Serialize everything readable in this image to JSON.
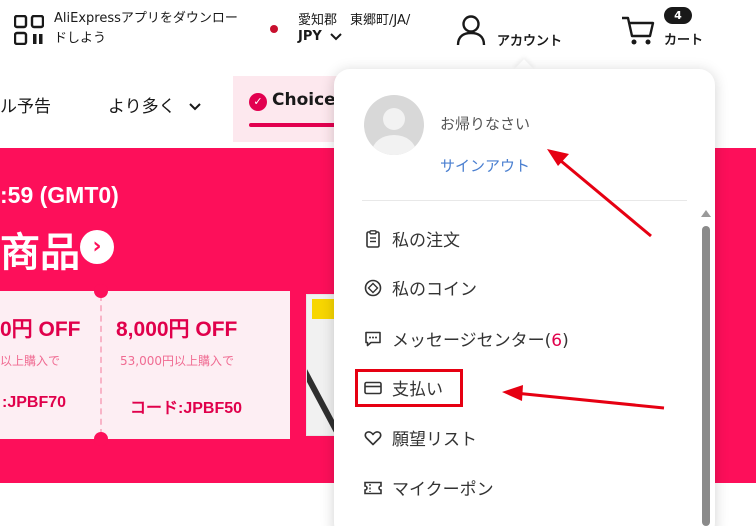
{
  "header": {
    "app_promo": "AliExpressアプリをダウンロードしよう",
    "location": "愛知郡　東郷町/JA/",
    "currency": "JPY",
    "account_label": "アカウント",
    "cart_count": "4",
    "cart_label": "カート"
  },
  "nav": {
    "item_1": "ル予告",
    "item_2": "より多く",
    "choice": "Choice"
  },
  "banner": {
    "countdown": ":59 (GMT0)",
    "title": "商品",
    "coupons": [
      {
        "amount": "0円 OFF",
        "condition": "以上購入で",
        "code": ":JPBF70"
      },
      {
        "amount": "8,000円 OFF",
        "condition": "53,000円以上購入で",
        "code": "コード:JPBF50"
      }
    ]
  },
  "dropdown": {
    "greeting": "お帰りなさい",
    "signout": "サインアウト",
    "menu": [
      {
        "label": "私の注文",
        "icon": "order-icon"
      },
      {
        "label": "私のコイン",
        "icon": "coin-icon"
      },
      {
        "label": "メッセージセンター(",
        "count": "6",
        "suffix": ")",
        "icon": "message-icon"
      },
      {
        "label": "支払い",
        "icon": "payment-card-icon"
      },
      {
        "label": "願望リスト",
        "icon": "heart-icon"
      },
      {
        "label": "マイクーポン",
        "icon": "coupon-icon"
      }
    ]
  },
  "colors": {
    "brand_pink": "#fd0f5a",
    "choice_accent": "#e2004f",
    "link_blue": "#4a7fd0",
    "annotation_red": "#e60012"
  }
}
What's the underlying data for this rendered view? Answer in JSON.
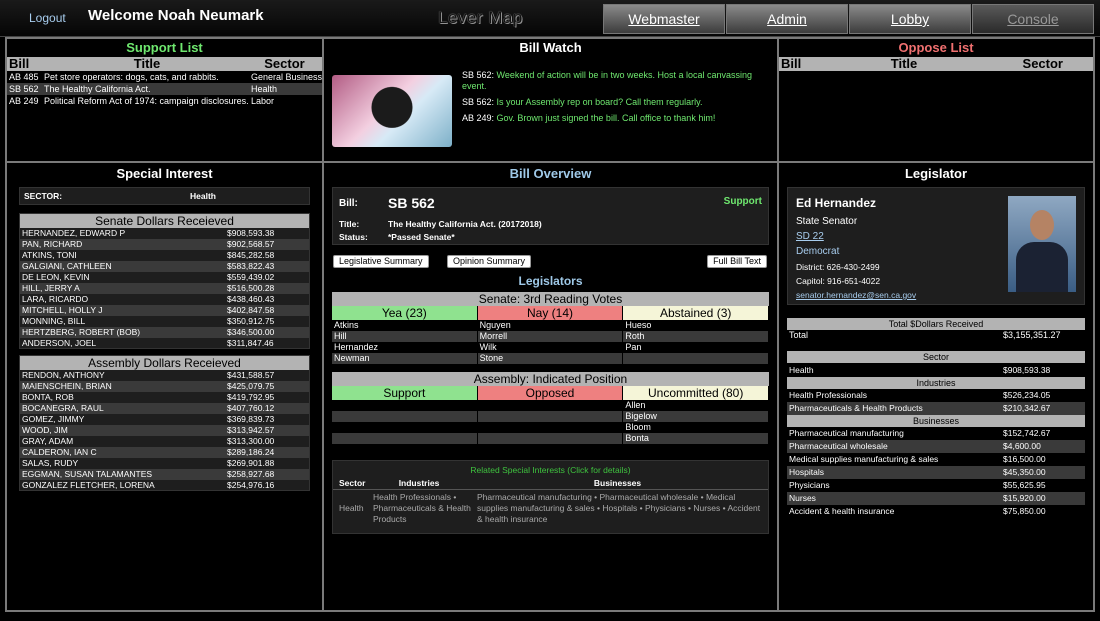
{
  "header": {
    "logout": "Logout",
    "welcome": "Welcome Noah Neumark",
    "app_title": "Lever Map",
    "tabs": [
      {
        "label": "Webmaster"
      },
      {
        "label": "Admin"
      },
      {
        "label": "Lobby"
      },
      {
        "label": "Console"
      }
    ]
  },
  "support_list": {
    "title": "Support List",
    "col_bill": "Bill",
    "col_title": "Title",
    "col_sector": "Sector",
    "rows": [
      {
        "bill": "AB 485",
        "title": "Pet store operators: dogs, cats, and rabbits.",
        "sector": "General Business"
      },
      {
        "bill": "SB 562",
        "title": "The Healthy California Act.",
        "sector": "Health"
      },
      {
        "bill": "AB 249",
        "title": "Political Reform Act of 1974: campaign disclosures.",
        "sector": "Labor"
      }
    ]
  },
  "bill_watch": {
    "title": "Bill Watch",
    "items": [
      {
        "bill": "SB 562:",
        "text": "Weekend of action will be in two weeks. Host a local canvassing event."
      },
      {
        "bill": "SB 562:",
        "text": "Is your Assembly rep on board? Call them regularly."
      },
      {
        "bill": "AB 249:",
        "text": "Gov. Brown just signed the bill. Call office to thank him!"
      }
    ]
  },
  "oppose_list": {
    "title": "Oppose List",
    "col_bill": "Bill",
    "col_title": "Title",
    "col_sector": "Sector"
  },
  "special_interest": {
    "title": "Special Interest",
    "sector_label": "SECTOR:",
    "sector_value": "Health",
    "senate_title": "Senate Dollars Receieved",
    "senate": [
      {
        "name": "HERNANDEZ, EDWARD P",
        "amount": "$908,593.38"
      },
      {
        "name": "PAN, RICHARD",
        "amount": "$902,568.57"
      },
      {
        "name": "ATKINS, TONI",
        "amount": "$845,282.58"
      },
      {
        "name": "GALGIANI, CATHLEEN",
        "amount": "$583,822.43"
      },
      {
        "name": "DE LEON, KEVIN",
        "amount": "$559,439.02"
      },
      {
        "name": "HILL, JERRY A",
        "amount": "$516,500.28"
      },
      {
        "name": "LARA, RICARDO",
        "amount": "$438,460.43"
      },
      {
        "name": "MITCHELL, HOLLY J",
        "amount": "$402,847.58"
      },
      {
        "name": "MONNING, BILL",
        "amount": "$350,912.75"
      },
      {
        "name": "HERTZBERG, ROBERT (BOB)",
        "amount": "$346,500.00"
      },
      {
        "name": "ANDERSON, JOEL",
        "amount": "$311,847.46"
      }
    ],
    "assembly_title": "Assembly Dollars Receieved",
    "assembly": [
      {
        "name": "RENDON, ANTHONY",
        "amount": "$431,588.57"
      },
      {
        "name": "MAIENSCHEIN, BRIAN",
        "amount": "$425,079.75"
      },
      {
        "name": "BONTA, ROB",
        "amount": "$419,792.95"
      },
      {
        "name": "BOCANEGRA, RAUL",
        "amount": "$407,760.12"
      },
      {
        "name": "GOMEZ, JIMMY",
        "amount": "$369,839.73"
      },
      {
        "name": "WOOD, JIM",
        "amount": "$313,942.57"
      },
      {
        "name": "GRAY, ADAM",
        "amount": "$313,300.00"
      },
      {
        "name": "CALDERON, IAN C",
        "amount": "$289,186.24"
      },
      {
        "name": "SALAS, RUDY",
        "amount": "$269,901.88"
      },
      {
        "name": "EGGMAN, SUSAN TALAMANTES",
        "amount": "$258,927.68"
      },
      {
        "name": "GONZALEZ FLETCHER, LORENA",
        "amount": "$254,976.16"
      }
    ]
  },
  "bill_overview": {
    "title": "Bill Overview",
    "bill_label": "Bill:",
    "bill_value": "SB 562",
    "position": "Support",
    "title_label": "Title:",
    "title_value": "The Healthy California Act. (20172018)",
    "status_label": "Status:",
    "status_value": "*Passed Senate*",
    "btn_leg": "Legislative Summary",
    "btn_op": "Opinion Summary",
    "btn_full": "Full Bill Text",
    "legislators_title": "Legislators",
    "senate_title": "Senate: 3rd Reading Votes",
    "yea": "Yea (23)",
    "nay": "Nay (14)",
    "abstained": "Abstained (3)",
    "senate_rows": [
      [
        "Atkins",
        "Nguyen",
        "Hueso"
      ],
      [
        "Hill",
        "Morrell",
        "Roth"
      ],
      [
        "Hernandez",
        "Wilk",
        "Pan"
      ],
      [
        "Newman",
        "Stone",
        ""
      ]
    ],
    "assembly_title": "Assembly: Indicated Position",
    "support": "Support",
    "opposed": "Opposed",
    "uncommitted": "Uncommitted (80)",
    "assembly_rows": [
      "Allen",
      "Bigelow",
      "Bloom",
      "Bonta"
    ],
    "related_title": "Related Special Interests (Click for details)",
    "col_sector": "Sector",
    "col_industries": "Industries",
    "col_businesses": "Businesses",
    "related": {
      "sector": "Health",
      "industries": "Health Professionals • Pharmaceuticals & Health Products",
      "businesses": "Pharmaceutical manufacturing • Pharmaceutical wholesale • Medical supplies manufacturing & sales • Hospitals • Physicians • Nurses • Accident & health insurance"
    }
  },
  "legislator": {
    "title": "Legislator",
    "name": "Ed Hernandez",
    "role": "State Senator",
    "district": "SD 22",
    "party": "Democrat",
    "district_phone": "District: 626-430-2499",
    "capitol_phone": "Capitol: 916-651-4022",
    "email": "senator.hernandez@sen.ca.gov",
    "total_title": "Total $Dollars Received",
    "total_label": "Total",
    "total_value": "$3,155,351.27",
    "sector_title": "Sector",
    "sector_name": "Health",
    "sector_value": "$908,593.38",
    "industries_title": "Industries",
    "industries": [
      {
        "name": "Health Professionals",
        "amount": "$526,234.05"
      },
      {
        "name": "Pharmaceuticals & Health Products",
        "amount": "$210,342.67"
      }
    ],
    "businesses_title": "Businesses",
    "businesses": [
      {
        "name": "Pharmaceutical manufacturing",
        "amount": "$152,742.67"
      },
      {
        "name": "Pharmaceutical wholesale",
        "amount": "$4,600.00"
      },
      {
        "name": "Medical supplies manufacturing & sales",
        "amount": "$16,500.00"
      },
      {
        "name": "Hospitals",
        "amount": "$45,350.00"
      },
      {
        "name": "Physicians",
        "amount": "$55,625.95"
      },
      {
        "name": "Nurses",
        "amount": "$15,920.00"
      },
      {
        "name": "Accident & health insurance",
        "amount": "$75,850.00"
      }
    ]
  }
}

EXERCISE REQUIREMENTS: Tally how many lines in the material above hold the word "supplies". Write only that number.

WRITTEN REPLY: 2